**Given instruction**
Transcribe verbatim every line from the line containing "Read this page and output its text content." to the end of the entries, including both endpoints. Output nothing beyond those lines.

### Records for the task

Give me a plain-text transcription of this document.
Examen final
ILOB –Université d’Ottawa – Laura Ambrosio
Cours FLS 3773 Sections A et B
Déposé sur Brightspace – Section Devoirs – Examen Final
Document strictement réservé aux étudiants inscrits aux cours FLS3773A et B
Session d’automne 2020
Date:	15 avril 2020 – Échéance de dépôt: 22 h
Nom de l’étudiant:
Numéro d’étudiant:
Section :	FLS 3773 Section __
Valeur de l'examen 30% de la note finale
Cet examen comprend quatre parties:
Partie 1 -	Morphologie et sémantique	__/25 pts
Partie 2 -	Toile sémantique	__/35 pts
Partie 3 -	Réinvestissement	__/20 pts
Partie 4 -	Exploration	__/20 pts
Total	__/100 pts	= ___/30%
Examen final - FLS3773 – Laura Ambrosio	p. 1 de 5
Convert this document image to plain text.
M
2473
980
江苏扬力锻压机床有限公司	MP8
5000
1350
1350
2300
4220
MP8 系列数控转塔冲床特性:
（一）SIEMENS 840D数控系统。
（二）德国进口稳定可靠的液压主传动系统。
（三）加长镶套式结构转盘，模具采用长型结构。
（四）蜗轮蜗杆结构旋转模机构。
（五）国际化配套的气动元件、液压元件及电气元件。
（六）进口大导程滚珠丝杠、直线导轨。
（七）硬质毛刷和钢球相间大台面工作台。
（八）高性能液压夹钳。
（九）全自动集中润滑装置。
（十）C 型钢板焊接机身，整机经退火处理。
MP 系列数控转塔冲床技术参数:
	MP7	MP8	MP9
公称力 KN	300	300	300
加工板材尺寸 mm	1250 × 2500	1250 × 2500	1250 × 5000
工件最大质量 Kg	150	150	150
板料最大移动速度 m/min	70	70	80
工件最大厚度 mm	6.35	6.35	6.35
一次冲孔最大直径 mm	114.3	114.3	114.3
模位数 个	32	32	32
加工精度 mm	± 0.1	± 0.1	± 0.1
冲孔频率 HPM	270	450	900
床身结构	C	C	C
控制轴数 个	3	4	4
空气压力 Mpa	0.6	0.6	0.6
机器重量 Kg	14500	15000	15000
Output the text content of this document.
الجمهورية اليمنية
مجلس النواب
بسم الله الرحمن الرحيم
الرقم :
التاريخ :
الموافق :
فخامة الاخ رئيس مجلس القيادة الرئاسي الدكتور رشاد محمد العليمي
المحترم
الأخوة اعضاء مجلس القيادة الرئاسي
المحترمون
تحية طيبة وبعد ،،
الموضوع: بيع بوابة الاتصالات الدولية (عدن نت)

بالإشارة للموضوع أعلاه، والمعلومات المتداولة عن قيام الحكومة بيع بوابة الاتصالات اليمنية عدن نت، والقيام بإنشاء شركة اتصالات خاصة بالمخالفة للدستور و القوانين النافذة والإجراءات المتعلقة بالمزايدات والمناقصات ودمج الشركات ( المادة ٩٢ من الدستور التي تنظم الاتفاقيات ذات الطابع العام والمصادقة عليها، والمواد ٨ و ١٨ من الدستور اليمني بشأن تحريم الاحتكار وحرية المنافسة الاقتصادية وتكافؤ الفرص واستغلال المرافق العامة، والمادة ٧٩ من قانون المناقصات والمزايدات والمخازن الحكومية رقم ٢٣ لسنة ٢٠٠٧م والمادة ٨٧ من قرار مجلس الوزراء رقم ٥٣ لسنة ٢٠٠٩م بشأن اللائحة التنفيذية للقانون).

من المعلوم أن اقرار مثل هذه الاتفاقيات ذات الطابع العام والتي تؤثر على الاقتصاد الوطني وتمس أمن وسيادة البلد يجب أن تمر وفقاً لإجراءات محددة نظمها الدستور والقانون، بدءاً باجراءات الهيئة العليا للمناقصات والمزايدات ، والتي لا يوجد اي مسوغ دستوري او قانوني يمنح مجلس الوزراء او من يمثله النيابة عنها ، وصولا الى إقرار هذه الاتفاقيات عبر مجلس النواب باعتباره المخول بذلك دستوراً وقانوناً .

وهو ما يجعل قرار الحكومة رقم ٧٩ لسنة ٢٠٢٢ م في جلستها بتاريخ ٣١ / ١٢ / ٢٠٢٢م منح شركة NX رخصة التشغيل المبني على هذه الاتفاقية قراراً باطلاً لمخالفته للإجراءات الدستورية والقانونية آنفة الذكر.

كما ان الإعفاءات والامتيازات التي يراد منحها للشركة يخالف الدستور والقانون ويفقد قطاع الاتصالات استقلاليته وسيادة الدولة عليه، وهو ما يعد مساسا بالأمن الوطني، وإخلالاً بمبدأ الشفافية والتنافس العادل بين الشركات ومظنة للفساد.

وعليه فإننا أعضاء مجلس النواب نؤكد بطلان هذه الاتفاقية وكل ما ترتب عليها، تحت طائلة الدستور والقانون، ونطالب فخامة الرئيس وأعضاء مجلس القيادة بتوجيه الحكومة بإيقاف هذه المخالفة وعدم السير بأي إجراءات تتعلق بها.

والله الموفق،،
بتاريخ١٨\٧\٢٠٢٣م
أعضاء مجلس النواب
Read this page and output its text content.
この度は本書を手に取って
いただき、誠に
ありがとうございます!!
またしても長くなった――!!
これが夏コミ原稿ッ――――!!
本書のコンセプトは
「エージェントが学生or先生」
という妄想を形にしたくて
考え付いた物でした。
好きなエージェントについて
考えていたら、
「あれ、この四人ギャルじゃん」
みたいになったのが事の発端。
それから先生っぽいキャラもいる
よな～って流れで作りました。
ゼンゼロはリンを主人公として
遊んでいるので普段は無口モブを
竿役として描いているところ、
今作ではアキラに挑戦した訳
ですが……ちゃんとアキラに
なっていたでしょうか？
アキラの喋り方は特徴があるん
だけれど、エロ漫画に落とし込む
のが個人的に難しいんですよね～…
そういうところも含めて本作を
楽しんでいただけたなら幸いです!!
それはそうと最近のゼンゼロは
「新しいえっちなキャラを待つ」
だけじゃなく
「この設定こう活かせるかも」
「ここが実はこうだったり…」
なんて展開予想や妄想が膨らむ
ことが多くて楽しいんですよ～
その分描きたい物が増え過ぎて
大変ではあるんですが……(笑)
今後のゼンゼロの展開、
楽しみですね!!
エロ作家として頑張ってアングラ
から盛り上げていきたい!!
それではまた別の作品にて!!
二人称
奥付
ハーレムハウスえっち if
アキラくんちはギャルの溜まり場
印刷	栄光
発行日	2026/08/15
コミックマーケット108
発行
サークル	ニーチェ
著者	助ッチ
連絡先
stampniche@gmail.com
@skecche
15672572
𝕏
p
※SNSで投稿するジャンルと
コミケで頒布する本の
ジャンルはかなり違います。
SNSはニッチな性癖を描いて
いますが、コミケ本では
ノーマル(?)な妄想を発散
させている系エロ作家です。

######

**Written answer**
Read this page and output its text content.
この度は本書を手に取って
いただき、誠に
ありがとうございます!!
またしても長くなった――!!
これが夏コミ原稿ッ――――!!
本書のコンセプトは
「エージェントが学生or先生」
という妄想を形にしたくて
考え付いた物でした。
好きなエージェントについて
考えていたら、
「あれ、この四人ギャルじゃん」
みたいになったのが事の発端。
それから先生っぽいキャラもいる
よな～って流れで作りました。
ゼンゼロはリンを主人公として
遊んでいるので普段は無口モブを
竿役として描いているところ、
今作ではアキラに挑戦した訳
ですが……ちゃんとアキラに
なっていたでしょうか？
アキラの喋り方は特徴があるん
だけれど、エロ漫画に落とし込む
のが個人的に難しいんですよね～…
そういうところも含めて本作を
楽しんでいただけたなら幸いです!!
それはそうと最近のゼンゼロは
「新しいえっちなキャラを待つ」
だけじゃなく
「この設定こう活かせるかも」
「ここが実はこうだったり…」
なんて展開予想や妄想が膨らむ
ことが多くて楽しいんですよ～
その分描きたい物が増え過ぎて
大変ではあるんですが……(笑)
今後のゼンゼロの展開、
楽しみですね!!
エロ作家として頑張ってアングラ
から盛り上げていきたい!!
それではまた別の作品にて!!
二人称
奥付
ハーレムハウスえっち if
アキラくんちはギャルの溜まり場
印刷	栄光
発行日	2026/08/15
コミックマーケット108
発行
サークル	ニーチェ
著者	助ッチ
連絡先
stampniche@gmail.com
@skecche
15672572
𝕏
p
※SNSで投稿するジャンルと
コミケで頒布する本の
ジャンルはかなり違います。
SNSはニッチな性癖を描いて
いますが、コミケ本では
ノーマル(?)な妄想を発散
させている系エロ作家です。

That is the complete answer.